- [Entries taken from a collection]
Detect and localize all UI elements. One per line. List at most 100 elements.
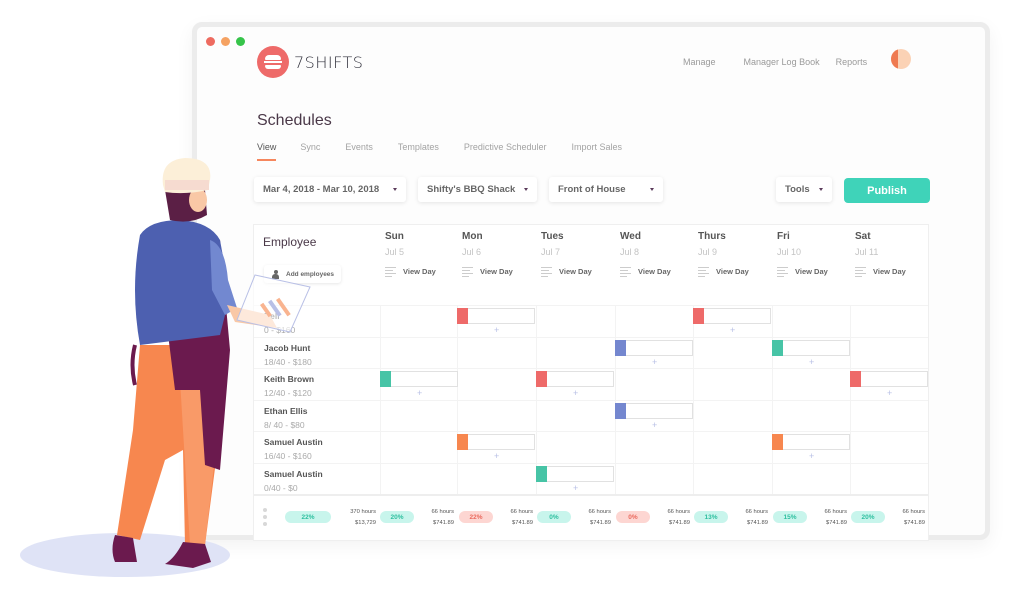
chevron-down-icon <box>393 188 397 191</box>
shift-block[interactable] <box>615 339 693 356</box>
shift-block[interactable] <box>457 308 535 324</box>
close-window-button[interactable] <box>206 37 215 46</box>
role-color-swatch <box>850 371 861 388</box>
daily-cost: $741.89 <box>747 520 768 526</box>
view-day-label: View Day <box>480 267 513 276</box>
location-value: Shifty's BBQ Shack <box>427 184 516 195</box>
more-options-icon[interactable] <box>263 508 267 529</box>
employee-name[interactable]: Keith Brown <box>264 374 314 384</box>
nav-manager-log-book[interactable]: Manager Log Book <box>744 57 820 67</box>
day-name: Sun <box>385 231 404 242</box>
add-shift-icon[interactable]: + <box>809 357 814 367</box>
shift-block[interactable] <box>536 371 614 388</box>
add-shift-icon[interactable]: + <box>652 420 657 430</box>
view-day-label: View Day <box>873 267 906 276</box>
day-name: Mon <box>462 231 483 242</box>
daily-hours-summary: 66 hours $741.89 <box>654 507 690 529</box>
employee-name[interactable]: Samuel Austin <box>264 437 323 447</box>
employee-hours-cost: 16/40 - $160 <box>264 451 312 462</box>
view-day-button[interactable]: View Day <box>777 267 855 277</box>
shift-block[interactable] <box>615 402 693 419</box>
view-day-button[interactable]: View Day <box>698 267 776 277</box>
add-shift-icon[interactable]: + <box>494 325 499 335</box>
nav-reports[interactable]: Reports <box>836 57 868 67</box>
total-labor-percent-pill: 22% <box>285 511 331 523</box>
add-shift-icon[interactable]: + <box>417 388 422 398</box>
tab-view[interactable]: View <box>257 142 277 161</box>
tools-dropdown[interactable]: Tools <box>776 177 832 202</box>
day-name: Sat <box>855 231 871 242</box>
tab-import-sales[interactable]: Import Sales <box>571 142 622 152</box>
view-day-button[interactable]: View Day <box>462 267 540 277</box>
daily-hours: 66 hours <box>431 509 454 515</box>
role-color-swatch <box>457 308 468 324</box>
role-color-swatch <box>615 339 626 356</box>
user-avatar[interactable] <box>891 49 911 69</box>
location-dropdown[interactable]: Shifty's BBQ Shack <box>418 177 537 202</box>
chevron-down-icon <box>650 188 654 191</box>
tab-sync[interactable]: Sync <box>300 142 320 152</box>
list-icon <box>777 267 788 277</box>
add-shift-icon[interactable]: + <box>494 451 499 461</box>
shift-block[interactable] <box>457 434 535 451</box>
employee-name[interactable]: Samuel Austin <box>264 469 323 479</box>
day-date: Jul 8 <box>620 247 640 257</box>
shift-block[interactable] <box>536 466 614 482</box>
labor-percent-pill: 15% <box>773 511 807 523</box>
add-shift-icon[interactable]: + <box>652 357 657 367</box>
daily-cost: $741.89 <box>826 520 847 526</box>
employee-hours-cost: 8/ 40 - $80 <box>264 419 305 430</box>
date-range-dropdown[interactable]: Mar 4, 2018 - Mar 10, 2018 <box>254 177 406 202</box>
add-shift-icon[interactable]: + <box>573 388 578 398</box>
day-name: Tues <box>541 231 564 242</box>
view-day-button[interactable]: View Day <box>385 267 463 277</box>
labor-percent-pill: 13% <box>694 511 728 523</box>
nav-manage[interactable]: Manage <box>683 57 716 67</box>
publish-button[interactable]: Publish <box>844 178 930 203</box>
brand-logo[interactable]: 7SHIFTS <box>257 46 363 78</box>
view-day-button[interactable]: View Day <box>855 267 933 277</box>
day-header-mon: Mon Jul 6 View Day <box>462 231 540 277</box>
list-icon <box>541 267 552 277</box>
role-color-swatch <box>693 308 704 324</box>
shift-block[interactable] <box>772 434 850 451</box>
list-icon <box>855 267 866 277</box>
view-day-button[interactable]: View Day <box>541 267 619 277</box>
shift-block[interactable] <box>693 308 771 324</box>
view-day-button[interactable]: View Day <box>620 267 698 277</box>
day-date: Jul 10 <box>777 247 802 257</box>
employee-name[interactable]: Bell <box>264 311 280 321</box>
total-hours: 370 hours <box>350 509 376 515</box>
add-shift-icon[interactable]: + <box>730 325 735 335</box>
employee-name[interactable]: Jacob Hunt <box>264 343 310 353</box>
list-icon <box>698 267 709 277</box>
day-header-tues: Tues Jul 7 View Day <box>541 231 619 277</box>
shift-block[interactable] <box>772 339 850 356</box>
department-dropdown[interactable]: Front of House <box>549 177 663 202</box>
role-color-swatch <box>380 371 391 388</box>
daily-hours-summary: 66 hours $741.89 <box>811 507 847 529</box>
tab-predictive-scheduler[interactable]: Predictive Scheduler <box>464 142 547 152</box>
daily-cost: $741.89 <box>512 520 533 526</box>
tab-templates[interactable]: Templates <box>398 142 439 152</box>
tab-events[interactable]: Events <box>345 142 373 152</box>
list-icon <box>462 267 473 277</box>
day-name: Fri <box>777 231 790 242</box>
view-day-label: View Day <box>716 267 749 276</box>
day-name: Wed <box>620 231 641 242</box>
day-header-thurs: Thurs Jul 9 View Day <box>698 231 776 277</box>
daily-cost: $741.89 <box>904 520 925 526</box>
employee-name[interactable]: Ethan Ellis <box>264 406 307 416</box>
add-employees-button[interactable]: Add employees <box>264 265 342 283</box>
shift-block[interactable] <box>850 371 928 388</box>
shift-block[interactable] <box>380 371 458 388</box>
maximize-window-button[interactable] <box>236 37 245 46</box>
employee-row: Bell 0 - $160 + + <box>254 305 928 337</box>
daily-hours: 66 hours <box>667 509 690 515</box>
add-shift-icon[interactable]: + <box>887 388 892 398</box>
add-shift-icon[interactable]: + <box>573 483 578 493</box>
daily-cost: $741.89 <box>433 520 454 526</box>
minimize-window-button[interactable] <box>221 37 230 46</box>
add-shift-icon[interactable]: + <box>809 451 814 461</box>
employee-hours-cost: 18/40 - $180 <box>264 356 312 367</box>
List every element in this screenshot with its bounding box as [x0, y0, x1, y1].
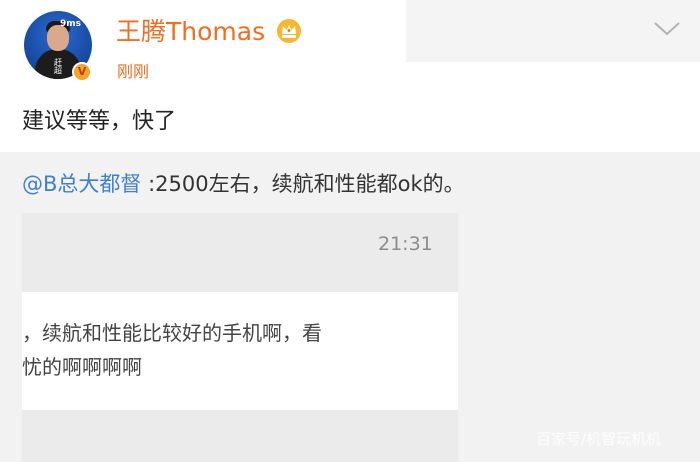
avatar-shirt-text: 赶超 — [54, 58, 62, 75]
verified-v-icon: V — [72, 62, 92, 82]
chat-message-bubble — [22, 292, 458, 410]
chevron-down-icon[interactable] — [652, 20, 682, 38]
chat-message-line-2: 忧的啊啊啊啊 — [22, 355, 142, 379]
username[interactable]: 王腾Thomas — [116, 16, 265, 48]
post-timestamp: 刚刚 — [117, 62, 150, 81]
quoted-text-body: :2500左右，续航和性能都ok的。 — [148, 172, 465, 196]
avatar-tag: 9ms — [60, 19, 81, 29]
chat-message-line-1: ，续航和性能比较好的手机啊，看 — [22, 321, 322, 345]
chat-time: 21:31 — [378, 233, 433, 255]
mention-link[interactable]: @B总大都督 — [22, 172, 141, 196]
watermark: 百家号/机智玩机机 — [536, 430, 662, 448]
post-text: 建议等等，快了 — [22, 109, 177, 134]
post-header: 9ms 赶超 V 王腾Thomas 刚刚 — [0, 0, 700, 96]
crown-icon[interactable] — [276, 18, 302, 44]
quoted-text: @B总大都督 :2500左右，续航和性能都ok的。 — [22, 168, 465, 200]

- [Objective] Rewrite all of the lines above with "shift-block" renamed to "shift-tile" and everything else left as it is. Leave the pictures out.

- [Task answer]
Detect and localize all UI elements. One per line. List at most 100 elements.
chevron-down-icon <box>393 188 397 191</box>
shift-tile[interactable] <box>615 339 693 356</box>
shift-tile[interactable] <box>457 308 535 324</box>
close-window-button[interactable] <box>206 37 215 46</box>
role-color-swatch <box>850 371 861 388</box>
daily-cost: $741.89 <box>747 520 768 526</box>
view-day-label: View Day <box>480 267 513 276</box>
location-value: Shifty's BBQ Shack <box>427 184 516 195</box>
more-options-icon[interactable] <box>263 508 267 529</box>
employee-name[interactable]: Keith Brown <box>264 374 314 384</box>
nav-manager-log-book[interactable]: Manager Log Book <box>744 57 820 67</box>
day-name: Sun <box>385 231 404 242</box>
add-shift-icon[interactable]: + <box>809 357 814 367</box>
shift-tile[interactable] <box>536 371 614 388</box>
add-shift-icon[interactable]: + <box>652 420 657 430</box>
view-day-label: View Day <box>873 267 906 276</box>
day-name: Mon <box>462 231 483 242</box>
daily-hours-summary: 66 hours $741.89 <box>654 507 690 529</box>
employee-name[interactable]: Samuel Austin <box>264 437 323 447</box>
employee-hours-cost: 16/40 - $160 <box>264 451 312 462</box>
view-day-button[interactable]: View Day <box>777 267 855 277</box>
shift-tile[interactable] <box>615 402 693 419</box>
view-day-button[interactable]: View Day <box>698 267 776 277</box>
add-shift-icon[interactable]: + <box>494 325 499 335</box>
nav-reports[interactable]: Reports <box>836 57 868 67</box>
total-labor-percent-pill: 22% <box>285 511 331 523</box>
add-shift-icon[interactable]: + <box>417 388 422 398</box>
tab-view[interactable]: View <box>257 142 277 161</box>
tools-dropdown[interactable]: Tools <box>776 177 832 202</box>
day-name: Sat <box>855 231 871 242</box>
tab-import-sales[interactable]: Import Sales <box>571 142 622 152</box>
view-day-button[interactable]: View Day <box>462 267 540 277</box>
daily-hours: 66 hours <box>431 509 454 515</box>
role-color-swatch <box>457 308 468 324</box>
role-color-swatch <box>615 339 626 356</box>
user-avatar[interactable] <box>891 49 911 69</box>
location-dropdown[interactable]: Shifty's BBQ Shack <box>418 177 537 202</box>
chevron-down-icon <box>650 188 654 191</box>
tab-sync[interactable]: Sync <box>300 142 320 152</box>
list-icon <box>777 267 788 277</box>
add-shift-icon[interactable]: + <box>494 451 499 461</box>
shift-tile[interactable] <box>457 434 535 451</box>
employee-name[interactable]: Samuel Austin <box>264 469 323 479</box>
day-date: Jul 8 <box>620 247 640 257</box>
shift-tile[interactable] <box>536 466 614 482</box>
labor-percent-pill: 15% <box>773 511 807 523</box>
add-shift-icon[interactable]: + <box>652 357 657 367</box>
daily-cost: $741.89 <box>826 520 847 526</box>
employee-hours-cost: 8/ 40 - $80 <box>264 419 305 430</box>
date-range-dropdown[interactable]: Mar 4, 2018 - Mar 10, 2018 <box>254 177 406 202</box>
add-shift-icon[interactable]: + <box>573 388 578 398</box>
day-name: Tues <box>541 231 564 242</box>
view-day-button[interactable]: View Day <box>385 267 463 277</box>
labor-percent-pill: 13% <box>694 511 728 523</box>
nav-manage[interactable]: Manage <box>683 57 716 67</box>
publish-button[interactable]: Publish <box>844 178 930 203</box>
brand-logo[interactable]: 7SHIFTS <box>257 46 363 78</box>
view-day-button[interactable]: View Day <box>855 267 933 277</box>
day-header-mon: Mon Jul 6 View Day <box>462 231 540 277</box>
list-icon <box>541 267 552 277</box>
role-color-swatch <box>693 308 704 324</box>
shift-tile[interactable] <box>772 434 850 451</box>
list-icon <box>855 267 866 277</box>
view-day-button[interactable]: View Day <box>541 267 619 277</box>
shift-tile[interactable] <box>693 308 771 324</box>
view-day-button[interactable]: View Day <box>620 267 698 277</box>
day-date: Jul 10 <box>777 247 802 257</box>
employee-name[interactable]: Bell <box>264 311 280 321</box>
total-hours: 370 hours <box>350 509 376 515</box>
add-shift-icon[interactable]: + <box>730 325 735 335</box>
employee-name[interactable]: Jacob Hunt <box>264 343 310 353</box>
list-icon <box>698 267 709 277</box>
day-header-tues: Tues Jul 7 View Day <box>541 231 619 277</box>
shift-tile[interactable] <box>772 339 850 356</box>
department-dropdown[interactable]: Front of House <box>549 177 663 202</box>
role-color-swatch <box>380 371 391 388</box>
daily-hours-summary: 66 hours $741.89 <box>811 507 847 529</box>
tab-predictive-scheduler[interactable]: Predictive Scheduler <box>464 142 547 152</box>
daily-cost: $741.89 <box>512 520 533 526</box>
tab-templates[interactable]: Templates <box>398 142 439 152</box>
tab-events[interactable]: Events <box>345 142 373 152</box>
list-icon <box>462 267 473 277</box>
day-name: Fri <box>777 231 790 242</box>
view-day-label: View Day <box>716 267 749 276</box>
day-name: Wed <box>620 231 641 242</box>
day-header-thurs: Thurs Jul 9 View Day <box>698 231 776 277</box>
daily-cost: $741.89 <box>904 520 925 526</box>
employee-name[interactable]: Ethan Ellis <box>264 406 307 416</box>
add-employees-button[interactable]: Add employees <box>264 265 342 283</box>
shift-tile[interactable] <box>850 371 928 388</box>
shift-tile[interactable] <box>380 371 458 388</box>
maximize-window-button[interactable] <box>236 37 245 46</box>
employee-row: Bell 0 - $160 + + <box>254 305 928 337</box>
daily-hours: 66 hours <box>667 509 690 515</box>
add-shift-icon[interactable]: + <box>887 388 892 398</box>
add-shift-icon[interactable]: + <box>573 483 578 493</box>
daily-cost: $741.89 <box>433 520 454 526</box>
minimize-window-button[interactable] <box>221 37 230 46</box>
add-shift-icon[interactable]: + <box>809 451 814 461</box>
employee-hours-cost: 18/40 - $180 <box>264 356 312 367</box>
List every element in this screenshot with its bounding box as [x0, y0, x1, y1].
avatar-shirt-text: 赶超 — [54, 58, 62, 75]
verified-v-icon: V — [72, 62, 92, 82]
chat-message-bubble — [22, 292, 458, 410]
chevron-down-icon[interactable] — [652, 20, 682, 38]
chat-message-line-2: 忧的啊啊啊啊 — [22, 355, 142, 379]
username[interactable]: 王腾Thomas — [116, 16, 265, 48]
post-timestamp: 刚刚 — [117, 62, 150, 81]
quoted-text-body: :2500左右，续航和性能都ok的。 — [148, 172, 465, 196]
avatar-tag: 9ms — [60, 19, 81, 29]
chat-message-line-1: ，续航和性能比较好的手机啊，看 — [22, 321, 322, 345]
chat-time: 21:31 — [378, 233, 433, 255]
mention-link[interactable]: @B总大都督 — [22, 172, 141, 196]
watermark: 百家号/机智玩机机 — [536, 430, 662, 448]
post-text: 建议等等，快了 — [22, 109, 177, 134]
post-header: 9ms 赶超 V 王腾Thomas 刚刚 — [0, 0, 700, 96]
crown-icon[interactable] — [276, 18, 302, 44]
quoted-text: @B总大都督 :2500左右，续航和性能都ok的。 — [22, 168, 465, 200]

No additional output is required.